_Exercise description_. Work out how many lines of the records contain "JSON". Answer with the number and nothing else.

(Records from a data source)
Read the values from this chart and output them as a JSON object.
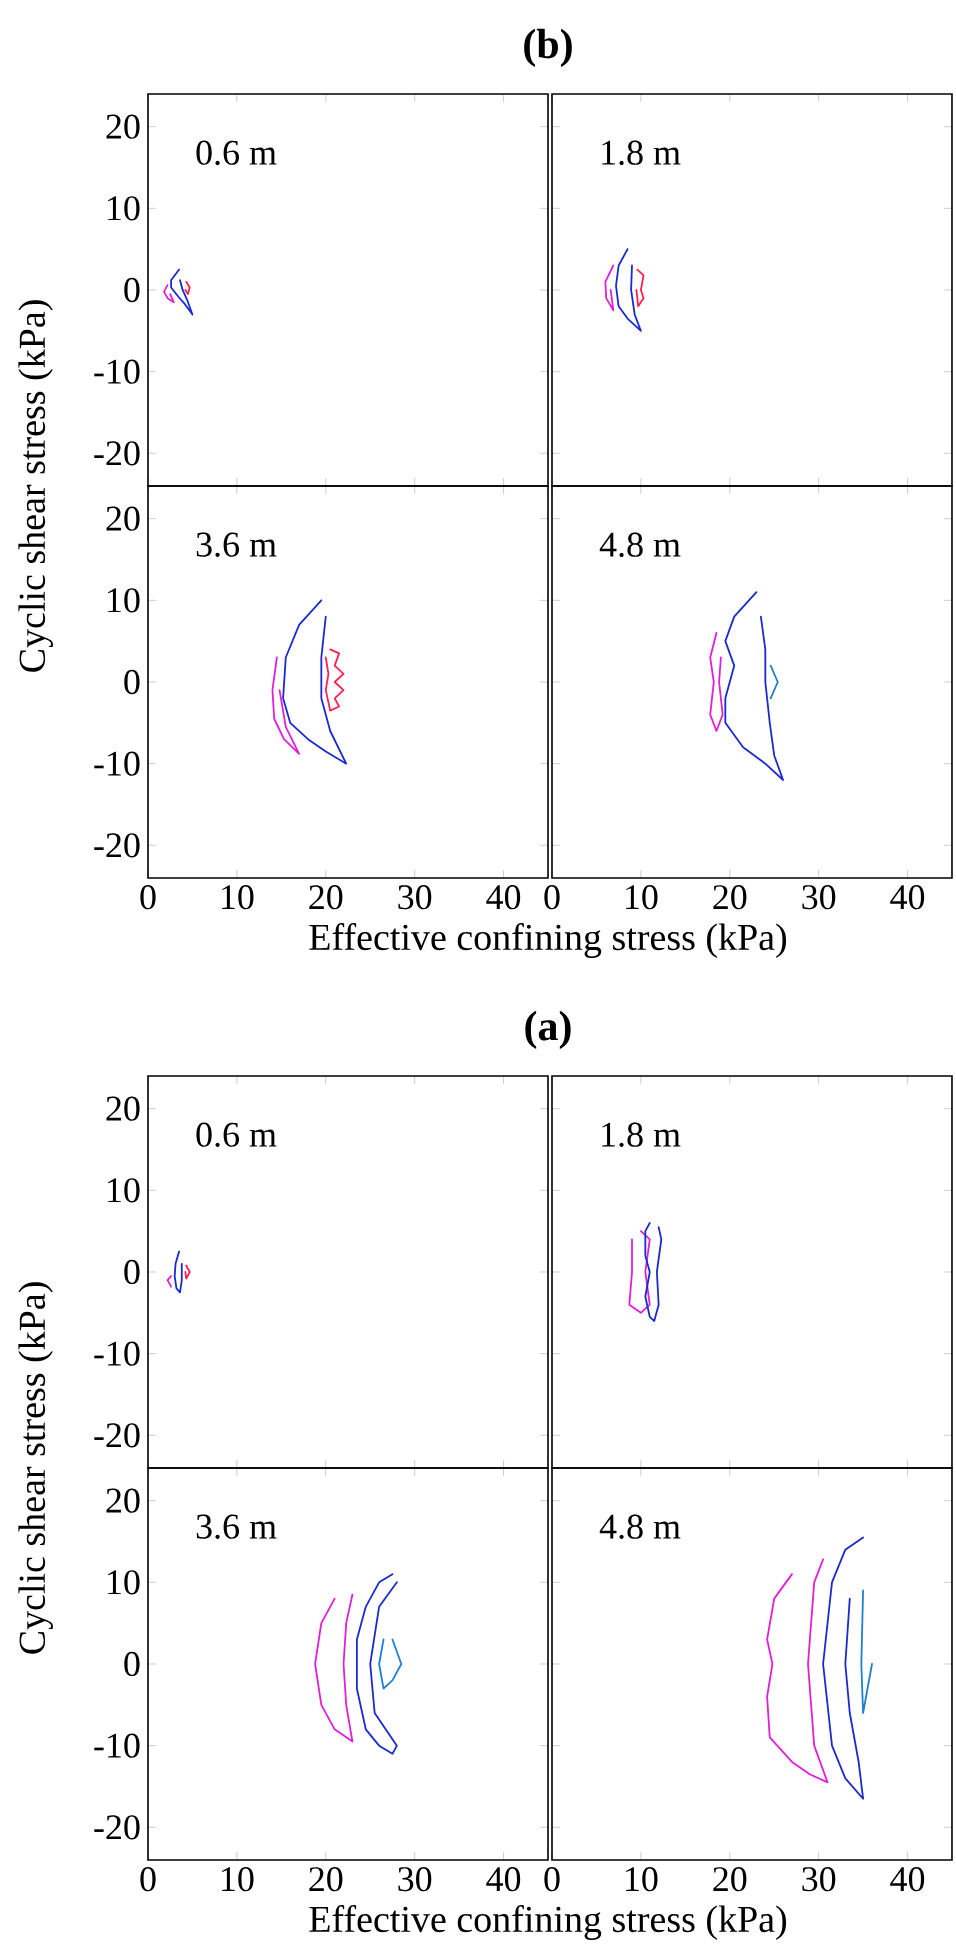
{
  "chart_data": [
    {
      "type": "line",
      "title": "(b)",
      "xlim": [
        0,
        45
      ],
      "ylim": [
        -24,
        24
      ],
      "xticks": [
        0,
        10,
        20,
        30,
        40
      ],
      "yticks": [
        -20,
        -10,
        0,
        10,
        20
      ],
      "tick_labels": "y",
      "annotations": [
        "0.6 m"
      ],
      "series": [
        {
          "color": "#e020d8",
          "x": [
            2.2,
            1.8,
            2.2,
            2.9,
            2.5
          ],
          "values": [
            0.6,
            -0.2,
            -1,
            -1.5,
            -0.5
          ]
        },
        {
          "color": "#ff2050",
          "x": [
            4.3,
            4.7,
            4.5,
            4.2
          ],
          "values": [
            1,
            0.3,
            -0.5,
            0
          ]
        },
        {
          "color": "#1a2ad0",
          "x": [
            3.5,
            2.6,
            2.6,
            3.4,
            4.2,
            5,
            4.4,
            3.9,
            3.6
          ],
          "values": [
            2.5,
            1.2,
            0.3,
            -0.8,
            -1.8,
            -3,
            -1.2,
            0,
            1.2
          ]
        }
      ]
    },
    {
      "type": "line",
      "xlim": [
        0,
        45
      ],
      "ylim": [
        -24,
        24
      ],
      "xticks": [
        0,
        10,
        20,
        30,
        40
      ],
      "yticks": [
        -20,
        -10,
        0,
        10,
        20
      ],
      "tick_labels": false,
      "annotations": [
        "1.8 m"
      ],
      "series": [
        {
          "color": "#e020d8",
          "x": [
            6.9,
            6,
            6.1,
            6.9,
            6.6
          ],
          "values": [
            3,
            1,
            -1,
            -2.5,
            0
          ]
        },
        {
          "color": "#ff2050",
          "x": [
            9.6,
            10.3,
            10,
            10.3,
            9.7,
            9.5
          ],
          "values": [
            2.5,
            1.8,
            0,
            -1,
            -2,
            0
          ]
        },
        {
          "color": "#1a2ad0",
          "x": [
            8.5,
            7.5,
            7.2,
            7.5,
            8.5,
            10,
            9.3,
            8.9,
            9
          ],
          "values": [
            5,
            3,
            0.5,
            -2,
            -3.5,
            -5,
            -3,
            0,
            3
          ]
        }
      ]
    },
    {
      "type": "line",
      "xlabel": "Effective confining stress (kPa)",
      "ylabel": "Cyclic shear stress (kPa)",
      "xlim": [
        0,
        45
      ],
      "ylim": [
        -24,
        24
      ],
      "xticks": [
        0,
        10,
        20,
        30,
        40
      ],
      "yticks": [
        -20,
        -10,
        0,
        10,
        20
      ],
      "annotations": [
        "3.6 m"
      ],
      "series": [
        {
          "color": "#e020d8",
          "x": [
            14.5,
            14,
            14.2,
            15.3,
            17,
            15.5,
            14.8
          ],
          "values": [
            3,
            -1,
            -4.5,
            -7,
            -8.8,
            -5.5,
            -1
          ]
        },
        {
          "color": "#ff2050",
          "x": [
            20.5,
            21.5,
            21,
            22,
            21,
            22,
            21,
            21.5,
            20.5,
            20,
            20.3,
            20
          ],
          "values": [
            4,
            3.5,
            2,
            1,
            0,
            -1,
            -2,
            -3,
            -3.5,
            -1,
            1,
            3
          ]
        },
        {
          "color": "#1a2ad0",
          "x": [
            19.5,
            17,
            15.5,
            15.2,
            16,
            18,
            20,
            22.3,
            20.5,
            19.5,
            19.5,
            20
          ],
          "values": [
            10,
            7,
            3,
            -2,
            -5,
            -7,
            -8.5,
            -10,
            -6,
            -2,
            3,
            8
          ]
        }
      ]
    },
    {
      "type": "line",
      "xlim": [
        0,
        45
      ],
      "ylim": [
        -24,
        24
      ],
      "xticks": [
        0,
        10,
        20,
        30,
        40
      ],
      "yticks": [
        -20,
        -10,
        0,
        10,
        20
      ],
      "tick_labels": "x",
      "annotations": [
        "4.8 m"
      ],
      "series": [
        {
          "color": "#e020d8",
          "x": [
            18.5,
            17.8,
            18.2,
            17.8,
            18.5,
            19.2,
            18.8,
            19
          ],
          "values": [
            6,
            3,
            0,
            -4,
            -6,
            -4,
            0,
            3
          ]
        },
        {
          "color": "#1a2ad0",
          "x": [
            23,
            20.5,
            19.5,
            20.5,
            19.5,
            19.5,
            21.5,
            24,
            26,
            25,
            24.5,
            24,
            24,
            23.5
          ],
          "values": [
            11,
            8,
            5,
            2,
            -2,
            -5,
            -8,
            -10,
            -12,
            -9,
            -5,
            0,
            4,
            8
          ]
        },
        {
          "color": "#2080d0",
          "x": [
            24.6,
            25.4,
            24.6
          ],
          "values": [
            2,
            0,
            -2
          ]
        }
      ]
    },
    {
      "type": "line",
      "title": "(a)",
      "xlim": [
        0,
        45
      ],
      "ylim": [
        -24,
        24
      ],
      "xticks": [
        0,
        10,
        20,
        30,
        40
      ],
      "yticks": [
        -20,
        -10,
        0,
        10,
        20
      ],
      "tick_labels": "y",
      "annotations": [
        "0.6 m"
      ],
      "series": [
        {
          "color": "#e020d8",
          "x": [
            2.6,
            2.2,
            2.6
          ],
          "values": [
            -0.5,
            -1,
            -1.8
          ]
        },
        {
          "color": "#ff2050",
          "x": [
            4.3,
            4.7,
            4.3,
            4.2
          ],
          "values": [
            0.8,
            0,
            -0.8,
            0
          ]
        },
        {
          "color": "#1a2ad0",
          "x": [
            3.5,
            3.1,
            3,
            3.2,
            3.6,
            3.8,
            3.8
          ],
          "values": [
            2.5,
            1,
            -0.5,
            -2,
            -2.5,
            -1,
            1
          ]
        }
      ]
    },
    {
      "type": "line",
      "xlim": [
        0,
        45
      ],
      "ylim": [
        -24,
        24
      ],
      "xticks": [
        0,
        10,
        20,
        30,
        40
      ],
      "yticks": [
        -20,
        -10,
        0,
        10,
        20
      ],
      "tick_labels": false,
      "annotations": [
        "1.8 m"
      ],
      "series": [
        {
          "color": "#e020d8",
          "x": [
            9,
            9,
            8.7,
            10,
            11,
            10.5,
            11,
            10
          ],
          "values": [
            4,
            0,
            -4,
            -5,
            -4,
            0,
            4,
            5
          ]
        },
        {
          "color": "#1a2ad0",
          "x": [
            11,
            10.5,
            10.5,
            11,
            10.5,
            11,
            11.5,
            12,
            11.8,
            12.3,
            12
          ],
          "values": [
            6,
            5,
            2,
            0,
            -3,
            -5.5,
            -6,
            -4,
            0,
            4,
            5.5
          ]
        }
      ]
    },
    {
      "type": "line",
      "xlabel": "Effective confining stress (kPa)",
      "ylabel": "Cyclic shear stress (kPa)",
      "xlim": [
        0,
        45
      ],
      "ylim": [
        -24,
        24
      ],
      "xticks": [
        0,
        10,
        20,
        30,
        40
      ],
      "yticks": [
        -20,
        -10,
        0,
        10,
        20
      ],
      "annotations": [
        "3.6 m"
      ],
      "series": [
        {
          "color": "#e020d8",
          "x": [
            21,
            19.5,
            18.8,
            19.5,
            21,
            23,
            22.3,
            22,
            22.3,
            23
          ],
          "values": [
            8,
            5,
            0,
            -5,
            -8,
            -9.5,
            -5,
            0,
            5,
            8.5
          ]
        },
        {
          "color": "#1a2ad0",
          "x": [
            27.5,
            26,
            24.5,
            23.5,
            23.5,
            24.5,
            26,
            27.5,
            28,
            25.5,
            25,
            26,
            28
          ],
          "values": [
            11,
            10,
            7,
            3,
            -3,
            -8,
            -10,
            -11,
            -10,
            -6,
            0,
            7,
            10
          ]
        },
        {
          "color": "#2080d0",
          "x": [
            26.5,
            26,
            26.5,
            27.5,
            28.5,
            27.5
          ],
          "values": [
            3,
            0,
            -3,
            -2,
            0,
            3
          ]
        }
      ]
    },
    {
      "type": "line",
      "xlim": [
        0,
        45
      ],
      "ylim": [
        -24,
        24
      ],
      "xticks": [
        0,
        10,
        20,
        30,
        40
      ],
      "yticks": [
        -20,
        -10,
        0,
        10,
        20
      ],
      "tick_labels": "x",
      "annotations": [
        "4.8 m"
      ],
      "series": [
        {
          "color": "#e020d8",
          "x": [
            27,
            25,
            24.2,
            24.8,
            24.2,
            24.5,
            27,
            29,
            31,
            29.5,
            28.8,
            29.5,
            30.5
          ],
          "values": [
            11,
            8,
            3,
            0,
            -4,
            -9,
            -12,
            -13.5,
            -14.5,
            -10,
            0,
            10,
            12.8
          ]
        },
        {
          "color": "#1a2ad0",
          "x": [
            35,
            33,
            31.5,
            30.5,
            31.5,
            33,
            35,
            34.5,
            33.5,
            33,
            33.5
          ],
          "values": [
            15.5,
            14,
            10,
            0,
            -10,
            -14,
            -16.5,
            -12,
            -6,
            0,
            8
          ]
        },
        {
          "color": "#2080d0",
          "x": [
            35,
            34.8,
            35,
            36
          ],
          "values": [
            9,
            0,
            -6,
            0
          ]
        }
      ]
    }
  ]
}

==

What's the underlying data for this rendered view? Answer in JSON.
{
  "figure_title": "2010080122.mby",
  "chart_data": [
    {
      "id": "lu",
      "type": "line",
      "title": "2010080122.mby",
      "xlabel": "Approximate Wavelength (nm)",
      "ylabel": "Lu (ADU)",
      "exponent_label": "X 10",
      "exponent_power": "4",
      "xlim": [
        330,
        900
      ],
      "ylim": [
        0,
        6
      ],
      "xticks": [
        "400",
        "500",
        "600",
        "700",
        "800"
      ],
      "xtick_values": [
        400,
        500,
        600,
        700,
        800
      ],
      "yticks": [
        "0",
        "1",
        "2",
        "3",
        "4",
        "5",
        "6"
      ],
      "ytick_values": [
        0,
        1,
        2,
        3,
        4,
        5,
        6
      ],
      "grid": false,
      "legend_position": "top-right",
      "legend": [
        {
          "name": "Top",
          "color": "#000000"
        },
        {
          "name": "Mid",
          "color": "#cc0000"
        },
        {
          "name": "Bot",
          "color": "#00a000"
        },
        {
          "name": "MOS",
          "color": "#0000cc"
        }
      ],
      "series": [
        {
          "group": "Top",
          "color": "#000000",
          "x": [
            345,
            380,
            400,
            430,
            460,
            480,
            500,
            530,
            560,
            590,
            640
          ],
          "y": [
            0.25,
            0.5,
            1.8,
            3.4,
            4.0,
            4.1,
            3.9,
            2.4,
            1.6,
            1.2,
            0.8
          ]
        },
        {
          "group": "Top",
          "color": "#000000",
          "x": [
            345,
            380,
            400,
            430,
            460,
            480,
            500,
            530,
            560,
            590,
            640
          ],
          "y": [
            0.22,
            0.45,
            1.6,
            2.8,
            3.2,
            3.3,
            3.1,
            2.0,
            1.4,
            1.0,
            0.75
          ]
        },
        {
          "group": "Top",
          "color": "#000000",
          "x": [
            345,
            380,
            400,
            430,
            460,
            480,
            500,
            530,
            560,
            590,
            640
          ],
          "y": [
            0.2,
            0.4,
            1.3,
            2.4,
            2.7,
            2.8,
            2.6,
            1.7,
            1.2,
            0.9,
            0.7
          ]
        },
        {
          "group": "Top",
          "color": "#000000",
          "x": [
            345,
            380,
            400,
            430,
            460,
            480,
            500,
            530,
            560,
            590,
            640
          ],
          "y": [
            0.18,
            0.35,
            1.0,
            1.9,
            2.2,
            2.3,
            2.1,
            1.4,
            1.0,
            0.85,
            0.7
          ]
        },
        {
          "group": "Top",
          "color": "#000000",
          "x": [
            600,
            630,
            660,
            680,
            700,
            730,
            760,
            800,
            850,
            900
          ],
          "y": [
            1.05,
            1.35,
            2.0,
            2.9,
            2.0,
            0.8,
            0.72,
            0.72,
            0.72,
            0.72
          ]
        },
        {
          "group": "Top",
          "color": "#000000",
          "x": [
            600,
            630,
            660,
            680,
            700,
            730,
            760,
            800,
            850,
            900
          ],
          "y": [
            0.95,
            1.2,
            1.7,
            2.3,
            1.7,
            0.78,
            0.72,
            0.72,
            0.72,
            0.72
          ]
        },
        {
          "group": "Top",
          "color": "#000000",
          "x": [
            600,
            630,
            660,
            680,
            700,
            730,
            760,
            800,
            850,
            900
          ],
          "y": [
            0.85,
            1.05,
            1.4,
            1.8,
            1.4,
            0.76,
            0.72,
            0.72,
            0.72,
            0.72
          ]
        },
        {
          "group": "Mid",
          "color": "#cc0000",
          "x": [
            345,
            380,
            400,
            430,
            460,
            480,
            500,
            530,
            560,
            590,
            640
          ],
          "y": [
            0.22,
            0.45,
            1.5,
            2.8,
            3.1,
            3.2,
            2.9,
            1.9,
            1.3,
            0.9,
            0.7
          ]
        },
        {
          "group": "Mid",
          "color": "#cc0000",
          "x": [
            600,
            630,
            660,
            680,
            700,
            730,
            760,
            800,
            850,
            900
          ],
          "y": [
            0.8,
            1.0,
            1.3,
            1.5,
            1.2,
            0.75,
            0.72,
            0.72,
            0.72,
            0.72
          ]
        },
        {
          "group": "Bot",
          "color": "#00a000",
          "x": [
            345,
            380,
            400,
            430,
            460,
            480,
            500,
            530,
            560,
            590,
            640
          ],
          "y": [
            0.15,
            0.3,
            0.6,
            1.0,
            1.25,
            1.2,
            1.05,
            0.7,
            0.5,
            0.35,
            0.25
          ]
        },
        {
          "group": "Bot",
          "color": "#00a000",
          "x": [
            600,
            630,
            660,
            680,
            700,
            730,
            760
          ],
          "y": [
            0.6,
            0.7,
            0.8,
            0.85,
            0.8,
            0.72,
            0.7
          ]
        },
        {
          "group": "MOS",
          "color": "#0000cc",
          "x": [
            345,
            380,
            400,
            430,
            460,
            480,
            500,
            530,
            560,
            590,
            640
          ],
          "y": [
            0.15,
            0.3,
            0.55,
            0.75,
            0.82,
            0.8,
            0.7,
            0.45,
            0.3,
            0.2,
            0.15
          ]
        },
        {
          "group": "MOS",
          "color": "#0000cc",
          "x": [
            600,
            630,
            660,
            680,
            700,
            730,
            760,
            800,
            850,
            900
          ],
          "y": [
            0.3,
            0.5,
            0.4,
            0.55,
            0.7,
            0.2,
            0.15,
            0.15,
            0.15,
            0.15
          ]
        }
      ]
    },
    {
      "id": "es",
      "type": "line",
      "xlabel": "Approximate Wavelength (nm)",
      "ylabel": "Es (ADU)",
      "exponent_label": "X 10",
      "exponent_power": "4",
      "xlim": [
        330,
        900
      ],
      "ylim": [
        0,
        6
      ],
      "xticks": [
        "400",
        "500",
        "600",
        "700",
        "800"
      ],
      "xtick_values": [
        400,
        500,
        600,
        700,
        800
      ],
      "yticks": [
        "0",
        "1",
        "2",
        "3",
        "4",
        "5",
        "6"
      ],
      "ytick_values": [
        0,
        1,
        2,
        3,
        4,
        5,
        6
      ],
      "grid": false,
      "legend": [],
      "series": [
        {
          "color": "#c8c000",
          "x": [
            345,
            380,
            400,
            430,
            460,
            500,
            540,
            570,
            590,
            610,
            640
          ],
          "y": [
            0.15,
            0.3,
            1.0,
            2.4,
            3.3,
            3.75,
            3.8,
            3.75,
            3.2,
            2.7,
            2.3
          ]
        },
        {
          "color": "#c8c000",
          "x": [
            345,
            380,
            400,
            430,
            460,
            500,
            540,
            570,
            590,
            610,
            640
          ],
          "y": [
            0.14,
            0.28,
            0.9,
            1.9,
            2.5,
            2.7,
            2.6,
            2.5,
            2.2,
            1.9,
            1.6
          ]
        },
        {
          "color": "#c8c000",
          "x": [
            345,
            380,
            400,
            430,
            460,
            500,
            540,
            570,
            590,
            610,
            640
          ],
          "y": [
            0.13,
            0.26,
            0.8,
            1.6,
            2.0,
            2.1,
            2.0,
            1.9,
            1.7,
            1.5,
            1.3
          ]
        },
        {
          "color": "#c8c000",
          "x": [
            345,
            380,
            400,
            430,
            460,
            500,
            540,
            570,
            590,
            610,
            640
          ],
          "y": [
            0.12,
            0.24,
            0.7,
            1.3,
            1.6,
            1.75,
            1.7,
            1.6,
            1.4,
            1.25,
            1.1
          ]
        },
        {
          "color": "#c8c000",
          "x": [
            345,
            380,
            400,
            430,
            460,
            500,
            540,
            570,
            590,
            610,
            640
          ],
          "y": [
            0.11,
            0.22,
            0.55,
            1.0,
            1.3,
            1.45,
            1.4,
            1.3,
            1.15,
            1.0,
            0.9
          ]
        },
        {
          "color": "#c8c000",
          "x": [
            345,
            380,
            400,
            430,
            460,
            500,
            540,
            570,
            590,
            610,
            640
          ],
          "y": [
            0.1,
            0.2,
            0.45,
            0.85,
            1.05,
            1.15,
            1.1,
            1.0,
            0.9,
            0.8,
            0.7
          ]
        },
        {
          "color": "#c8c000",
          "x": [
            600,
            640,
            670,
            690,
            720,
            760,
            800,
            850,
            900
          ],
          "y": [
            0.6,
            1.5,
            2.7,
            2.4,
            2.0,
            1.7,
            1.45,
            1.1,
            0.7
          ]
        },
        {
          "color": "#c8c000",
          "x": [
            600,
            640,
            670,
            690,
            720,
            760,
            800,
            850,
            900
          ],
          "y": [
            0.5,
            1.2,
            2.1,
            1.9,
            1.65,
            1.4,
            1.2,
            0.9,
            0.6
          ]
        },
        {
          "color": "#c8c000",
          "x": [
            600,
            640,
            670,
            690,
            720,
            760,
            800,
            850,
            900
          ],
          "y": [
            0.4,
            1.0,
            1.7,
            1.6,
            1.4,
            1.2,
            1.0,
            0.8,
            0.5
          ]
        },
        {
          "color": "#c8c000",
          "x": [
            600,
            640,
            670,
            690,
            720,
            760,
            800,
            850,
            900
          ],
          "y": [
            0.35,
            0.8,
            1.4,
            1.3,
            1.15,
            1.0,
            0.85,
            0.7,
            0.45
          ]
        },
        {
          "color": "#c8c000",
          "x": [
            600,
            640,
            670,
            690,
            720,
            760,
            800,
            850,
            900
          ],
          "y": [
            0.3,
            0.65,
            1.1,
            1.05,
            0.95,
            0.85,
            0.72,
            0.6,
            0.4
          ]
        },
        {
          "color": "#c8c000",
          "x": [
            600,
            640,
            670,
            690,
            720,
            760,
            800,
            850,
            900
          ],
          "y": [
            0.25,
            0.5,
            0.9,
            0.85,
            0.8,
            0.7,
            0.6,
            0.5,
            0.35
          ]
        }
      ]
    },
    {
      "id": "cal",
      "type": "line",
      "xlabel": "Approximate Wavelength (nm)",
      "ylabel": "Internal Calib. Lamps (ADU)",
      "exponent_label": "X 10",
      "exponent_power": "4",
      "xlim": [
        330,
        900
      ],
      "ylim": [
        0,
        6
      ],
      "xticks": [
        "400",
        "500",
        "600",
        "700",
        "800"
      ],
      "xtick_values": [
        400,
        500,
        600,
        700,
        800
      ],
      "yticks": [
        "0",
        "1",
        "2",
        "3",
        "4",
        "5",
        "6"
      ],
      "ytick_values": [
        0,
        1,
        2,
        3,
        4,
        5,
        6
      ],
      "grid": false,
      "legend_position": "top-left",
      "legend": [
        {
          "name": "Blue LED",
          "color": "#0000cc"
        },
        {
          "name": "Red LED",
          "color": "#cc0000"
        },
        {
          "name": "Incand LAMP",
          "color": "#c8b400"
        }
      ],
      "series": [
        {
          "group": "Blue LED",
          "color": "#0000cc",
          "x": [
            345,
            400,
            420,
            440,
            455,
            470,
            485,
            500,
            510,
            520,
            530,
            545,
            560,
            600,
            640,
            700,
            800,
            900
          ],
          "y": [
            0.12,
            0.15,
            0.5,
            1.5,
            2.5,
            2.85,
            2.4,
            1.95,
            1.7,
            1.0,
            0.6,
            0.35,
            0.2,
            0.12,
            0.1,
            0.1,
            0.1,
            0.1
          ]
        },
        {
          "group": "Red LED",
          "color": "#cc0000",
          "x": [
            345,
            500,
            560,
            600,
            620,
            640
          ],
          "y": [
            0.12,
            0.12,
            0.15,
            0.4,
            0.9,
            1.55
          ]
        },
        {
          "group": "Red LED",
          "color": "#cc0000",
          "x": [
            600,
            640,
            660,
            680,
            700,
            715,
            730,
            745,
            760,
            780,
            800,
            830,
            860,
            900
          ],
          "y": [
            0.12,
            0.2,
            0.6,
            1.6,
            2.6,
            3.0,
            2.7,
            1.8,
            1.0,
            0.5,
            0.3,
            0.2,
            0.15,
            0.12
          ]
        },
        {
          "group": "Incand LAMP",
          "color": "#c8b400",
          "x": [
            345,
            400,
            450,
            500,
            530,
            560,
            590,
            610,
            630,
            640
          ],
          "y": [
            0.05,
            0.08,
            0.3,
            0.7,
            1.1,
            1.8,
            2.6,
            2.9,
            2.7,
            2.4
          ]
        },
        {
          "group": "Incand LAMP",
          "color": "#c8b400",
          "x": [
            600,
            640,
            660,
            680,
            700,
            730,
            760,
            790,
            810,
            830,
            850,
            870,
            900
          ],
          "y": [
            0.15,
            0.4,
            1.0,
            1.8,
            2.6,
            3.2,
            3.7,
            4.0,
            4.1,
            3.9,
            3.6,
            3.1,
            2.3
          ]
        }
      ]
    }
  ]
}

_Output_. 2